And the last people who should define punishments are victims of crimes, because our own instincts for revenge are wholly miscalibrated for modern society. I've had thousands of dollars of irreplaceable equipment stolen from me, some of which I designed myself, and yet I rationally accept that the perpetrators (never caught) shouldn't be strung up in the proverbial town square for all to see.


I think prison should be for rehabilitation, but I think it's a bigger departure from how we do things than you appreciate. For example, should a woman who kills her abusive husband be imprisoned? From a purely rehabilitative point of view, the answer is no. There is zero risk of recidivism there. But even most people who think prison should be about rehabilitation probably have trouble with the idea that someone should simply go free under those circumstances. I.e. they believe that prison should be at least a little bit about punishment.


It's interesting to put this in historical context.

Until about two centuries ago, it was not all that common to imprison people as a punishment. It was mainly used to confine those awaiting trial, and to induce compliance (contempt of court, debtor prisons etc). Being convicted of an actual crime generally warranted some form or combination of fines, public shaming, corporal punishment, banishment, or execution.
+--
Problem set =>
**a.** In the text on prison and punishment, what was imprisonment mainly used for until about two centuries ago?
**b.** Rewrite the part of the text on prison and punishment starting with "And the last" and going on through "all to see.", switching "equipment" to "gear".
The data below has nothing to do with the text above.

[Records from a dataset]
+--
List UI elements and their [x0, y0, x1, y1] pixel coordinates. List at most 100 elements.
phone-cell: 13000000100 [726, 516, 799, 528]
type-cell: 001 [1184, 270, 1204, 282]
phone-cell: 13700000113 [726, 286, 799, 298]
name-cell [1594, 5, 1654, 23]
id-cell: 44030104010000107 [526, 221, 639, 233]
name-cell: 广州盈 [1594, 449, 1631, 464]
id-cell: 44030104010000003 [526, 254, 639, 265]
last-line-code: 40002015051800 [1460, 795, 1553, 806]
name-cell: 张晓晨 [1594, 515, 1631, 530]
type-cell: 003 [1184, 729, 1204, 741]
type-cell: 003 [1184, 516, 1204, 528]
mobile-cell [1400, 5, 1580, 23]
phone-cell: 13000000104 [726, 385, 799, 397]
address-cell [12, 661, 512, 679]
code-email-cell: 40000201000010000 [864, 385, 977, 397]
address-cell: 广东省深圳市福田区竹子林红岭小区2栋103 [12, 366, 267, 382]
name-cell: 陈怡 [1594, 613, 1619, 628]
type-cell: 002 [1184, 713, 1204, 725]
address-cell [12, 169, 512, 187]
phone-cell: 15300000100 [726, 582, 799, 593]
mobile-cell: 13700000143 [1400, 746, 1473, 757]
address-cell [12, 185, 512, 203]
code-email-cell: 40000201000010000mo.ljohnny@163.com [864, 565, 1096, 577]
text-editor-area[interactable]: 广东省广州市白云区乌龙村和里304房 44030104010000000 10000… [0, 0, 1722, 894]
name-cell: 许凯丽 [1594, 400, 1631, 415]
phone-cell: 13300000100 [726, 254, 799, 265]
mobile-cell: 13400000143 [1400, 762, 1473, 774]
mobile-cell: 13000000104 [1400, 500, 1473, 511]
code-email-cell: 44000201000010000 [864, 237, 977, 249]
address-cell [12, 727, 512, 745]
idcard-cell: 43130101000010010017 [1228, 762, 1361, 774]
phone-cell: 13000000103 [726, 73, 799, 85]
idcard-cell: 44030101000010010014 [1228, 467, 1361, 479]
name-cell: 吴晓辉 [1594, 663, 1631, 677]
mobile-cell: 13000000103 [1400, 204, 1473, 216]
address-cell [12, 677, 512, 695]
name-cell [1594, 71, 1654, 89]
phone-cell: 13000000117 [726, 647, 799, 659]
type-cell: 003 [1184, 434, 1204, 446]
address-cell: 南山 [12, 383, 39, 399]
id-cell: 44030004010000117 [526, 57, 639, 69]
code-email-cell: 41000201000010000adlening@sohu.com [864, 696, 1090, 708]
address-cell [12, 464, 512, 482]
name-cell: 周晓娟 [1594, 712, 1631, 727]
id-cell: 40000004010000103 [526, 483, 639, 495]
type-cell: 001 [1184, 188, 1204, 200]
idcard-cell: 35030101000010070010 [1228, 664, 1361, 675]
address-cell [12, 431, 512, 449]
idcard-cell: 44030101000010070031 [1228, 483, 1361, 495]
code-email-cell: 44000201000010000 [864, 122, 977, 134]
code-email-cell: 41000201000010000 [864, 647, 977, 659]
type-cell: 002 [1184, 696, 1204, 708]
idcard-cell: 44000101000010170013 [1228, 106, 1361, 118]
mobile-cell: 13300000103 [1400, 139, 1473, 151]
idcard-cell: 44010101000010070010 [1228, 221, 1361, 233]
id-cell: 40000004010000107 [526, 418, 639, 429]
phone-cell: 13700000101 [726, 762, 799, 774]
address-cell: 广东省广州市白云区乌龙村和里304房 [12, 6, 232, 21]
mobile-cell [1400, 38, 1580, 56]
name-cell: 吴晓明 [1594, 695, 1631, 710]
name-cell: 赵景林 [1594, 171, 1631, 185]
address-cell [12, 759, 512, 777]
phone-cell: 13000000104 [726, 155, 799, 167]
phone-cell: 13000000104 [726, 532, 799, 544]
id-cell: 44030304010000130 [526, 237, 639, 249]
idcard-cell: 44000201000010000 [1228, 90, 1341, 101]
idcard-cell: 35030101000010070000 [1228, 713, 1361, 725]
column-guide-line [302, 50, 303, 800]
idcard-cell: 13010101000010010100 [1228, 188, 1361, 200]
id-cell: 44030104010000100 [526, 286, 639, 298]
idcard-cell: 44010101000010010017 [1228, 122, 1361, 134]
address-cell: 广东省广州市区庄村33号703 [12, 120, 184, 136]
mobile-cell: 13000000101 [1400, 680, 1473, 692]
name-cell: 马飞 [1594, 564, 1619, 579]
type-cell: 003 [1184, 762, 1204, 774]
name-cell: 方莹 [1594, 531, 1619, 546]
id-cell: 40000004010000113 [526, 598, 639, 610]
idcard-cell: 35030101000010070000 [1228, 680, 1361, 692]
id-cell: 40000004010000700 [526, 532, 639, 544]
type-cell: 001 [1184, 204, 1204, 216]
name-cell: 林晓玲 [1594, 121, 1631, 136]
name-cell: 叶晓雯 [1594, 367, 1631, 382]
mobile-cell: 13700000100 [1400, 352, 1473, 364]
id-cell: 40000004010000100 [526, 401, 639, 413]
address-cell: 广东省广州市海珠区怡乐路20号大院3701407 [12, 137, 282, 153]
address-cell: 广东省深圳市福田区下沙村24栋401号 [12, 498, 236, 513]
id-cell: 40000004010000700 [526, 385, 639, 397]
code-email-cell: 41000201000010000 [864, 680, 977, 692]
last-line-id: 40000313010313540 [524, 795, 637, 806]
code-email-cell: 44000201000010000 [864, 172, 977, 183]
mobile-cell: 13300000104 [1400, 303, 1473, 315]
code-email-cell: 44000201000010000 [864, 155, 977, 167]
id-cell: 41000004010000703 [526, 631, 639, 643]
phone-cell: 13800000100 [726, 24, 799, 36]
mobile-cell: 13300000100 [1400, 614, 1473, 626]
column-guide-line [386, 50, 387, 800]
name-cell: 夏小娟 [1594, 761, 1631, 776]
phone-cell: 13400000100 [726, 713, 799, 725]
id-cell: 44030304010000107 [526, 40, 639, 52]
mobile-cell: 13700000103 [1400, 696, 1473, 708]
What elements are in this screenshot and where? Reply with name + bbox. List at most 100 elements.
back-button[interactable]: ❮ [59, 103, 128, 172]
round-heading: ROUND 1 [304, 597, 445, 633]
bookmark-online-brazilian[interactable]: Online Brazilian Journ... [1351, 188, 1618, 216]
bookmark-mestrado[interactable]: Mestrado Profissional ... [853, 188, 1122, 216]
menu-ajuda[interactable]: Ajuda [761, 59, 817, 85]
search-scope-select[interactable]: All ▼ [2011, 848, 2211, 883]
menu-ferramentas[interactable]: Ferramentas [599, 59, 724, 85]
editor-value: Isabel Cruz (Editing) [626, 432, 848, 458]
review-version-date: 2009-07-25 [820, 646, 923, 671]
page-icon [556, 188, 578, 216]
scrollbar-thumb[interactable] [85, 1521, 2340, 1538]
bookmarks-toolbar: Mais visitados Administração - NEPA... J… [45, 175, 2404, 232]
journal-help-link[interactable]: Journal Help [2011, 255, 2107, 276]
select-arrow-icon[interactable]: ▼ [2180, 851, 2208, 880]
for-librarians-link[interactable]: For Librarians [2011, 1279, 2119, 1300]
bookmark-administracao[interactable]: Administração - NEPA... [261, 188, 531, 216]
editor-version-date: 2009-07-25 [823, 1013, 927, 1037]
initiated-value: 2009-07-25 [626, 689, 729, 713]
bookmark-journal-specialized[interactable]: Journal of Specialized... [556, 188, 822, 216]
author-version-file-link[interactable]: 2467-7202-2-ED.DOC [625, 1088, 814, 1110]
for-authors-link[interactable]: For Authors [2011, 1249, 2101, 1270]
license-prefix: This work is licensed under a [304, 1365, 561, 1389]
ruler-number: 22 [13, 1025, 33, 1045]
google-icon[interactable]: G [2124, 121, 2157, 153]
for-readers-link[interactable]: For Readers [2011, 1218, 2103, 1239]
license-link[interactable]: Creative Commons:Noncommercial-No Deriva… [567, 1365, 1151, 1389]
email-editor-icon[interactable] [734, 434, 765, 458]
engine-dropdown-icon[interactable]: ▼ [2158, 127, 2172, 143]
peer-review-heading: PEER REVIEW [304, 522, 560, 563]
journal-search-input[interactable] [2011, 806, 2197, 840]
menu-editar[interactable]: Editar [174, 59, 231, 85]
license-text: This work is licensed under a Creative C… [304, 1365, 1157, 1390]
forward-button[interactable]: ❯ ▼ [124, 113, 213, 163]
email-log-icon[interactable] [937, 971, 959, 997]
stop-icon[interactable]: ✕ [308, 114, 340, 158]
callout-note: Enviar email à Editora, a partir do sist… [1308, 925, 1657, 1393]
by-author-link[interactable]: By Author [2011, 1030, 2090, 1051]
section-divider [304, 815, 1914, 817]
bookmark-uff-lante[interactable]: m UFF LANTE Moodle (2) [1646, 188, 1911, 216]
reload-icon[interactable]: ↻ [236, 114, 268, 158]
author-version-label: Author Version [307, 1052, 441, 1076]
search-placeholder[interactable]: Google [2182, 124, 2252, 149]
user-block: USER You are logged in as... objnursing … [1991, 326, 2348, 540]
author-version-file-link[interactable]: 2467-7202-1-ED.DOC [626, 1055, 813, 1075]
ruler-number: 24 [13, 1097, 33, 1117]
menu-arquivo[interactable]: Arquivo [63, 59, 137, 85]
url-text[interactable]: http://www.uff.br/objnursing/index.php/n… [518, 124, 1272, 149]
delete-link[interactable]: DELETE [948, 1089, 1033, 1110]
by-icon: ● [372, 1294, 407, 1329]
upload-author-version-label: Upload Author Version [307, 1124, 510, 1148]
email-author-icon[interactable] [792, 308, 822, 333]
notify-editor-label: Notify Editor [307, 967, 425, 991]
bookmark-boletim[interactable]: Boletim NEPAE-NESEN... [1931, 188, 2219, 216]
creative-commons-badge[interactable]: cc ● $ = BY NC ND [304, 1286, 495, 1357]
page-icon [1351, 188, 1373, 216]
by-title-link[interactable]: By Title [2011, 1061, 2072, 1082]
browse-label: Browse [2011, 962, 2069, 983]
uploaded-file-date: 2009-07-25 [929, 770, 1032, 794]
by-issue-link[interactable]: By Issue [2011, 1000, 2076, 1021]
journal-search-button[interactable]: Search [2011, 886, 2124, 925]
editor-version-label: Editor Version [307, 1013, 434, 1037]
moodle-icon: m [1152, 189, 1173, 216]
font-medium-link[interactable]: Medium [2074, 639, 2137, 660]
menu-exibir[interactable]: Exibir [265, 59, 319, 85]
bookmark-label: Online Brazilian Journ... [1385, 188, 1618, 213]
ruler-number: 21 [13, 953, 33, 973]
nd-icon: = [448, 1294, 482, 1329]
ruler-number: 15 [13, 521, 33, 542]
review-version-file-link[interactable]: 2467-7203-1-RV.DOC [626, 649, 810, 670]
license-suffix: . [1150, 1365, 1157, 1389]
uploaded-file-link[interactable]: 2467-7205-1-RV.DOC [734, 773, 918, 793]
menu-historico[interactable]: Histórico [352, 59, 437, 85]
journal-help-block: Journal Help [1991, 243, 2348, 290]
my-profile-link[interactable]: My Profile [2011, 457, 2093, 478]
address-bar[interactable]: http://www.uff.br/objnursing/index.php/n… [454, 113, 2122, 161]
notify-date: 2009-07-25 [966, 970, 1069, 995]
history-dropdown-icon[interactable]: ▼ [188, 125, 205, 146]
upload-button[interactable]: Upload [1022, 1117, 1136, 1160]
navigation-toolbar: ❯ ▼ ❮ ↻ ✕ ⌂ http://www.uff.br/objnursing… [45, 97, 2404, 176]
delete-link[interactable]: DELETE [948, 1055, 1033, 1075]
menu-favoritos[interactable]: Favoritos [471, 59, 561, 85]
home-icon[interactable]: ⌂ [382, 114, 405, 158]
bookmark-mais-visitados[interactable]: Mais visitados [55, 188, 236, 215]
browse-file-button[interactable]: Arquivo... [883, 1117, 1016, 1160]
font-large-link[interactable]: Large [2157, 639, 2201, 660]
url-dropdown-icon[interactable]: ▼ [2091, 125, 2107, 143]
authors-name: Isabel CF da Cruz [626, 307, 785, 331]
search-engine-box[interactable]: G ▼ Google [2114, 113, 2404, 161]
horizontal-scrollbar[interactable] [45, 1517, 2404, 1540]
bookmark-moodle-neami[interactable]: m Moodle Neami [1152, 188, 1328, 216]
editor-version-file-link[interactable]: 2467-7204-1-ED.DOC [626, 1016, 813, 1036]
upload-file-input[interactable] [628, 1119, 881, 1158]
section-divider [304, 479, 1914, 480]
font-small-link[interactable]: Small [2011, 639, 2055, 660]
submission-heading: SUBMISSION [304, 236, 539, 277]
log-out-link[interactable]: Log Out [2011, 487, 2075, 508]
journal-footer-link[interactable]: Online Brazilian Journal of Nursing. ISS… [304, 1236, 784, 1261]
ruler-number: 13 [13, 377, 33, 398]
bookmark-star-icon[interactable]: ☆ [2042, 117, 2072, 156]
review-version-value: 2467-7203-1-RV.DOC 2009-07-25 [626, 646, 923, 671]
+--
Per-task outputs =>
**a.** To hold people awaiting trial and to force compliance, as with contempt of court and debtor prisons.

**b.**
And the last people who should define punishments are victims of crimes, because our own instincts for revenge are wholly miscalibrated for modern society. I've had thousands of dollars of irreplaceable gear stolen from me, some of which I designed myself, and yet I rationally accept that the perpetrators (never caught) shouldn't be strung up in the proverbial town square for all to see.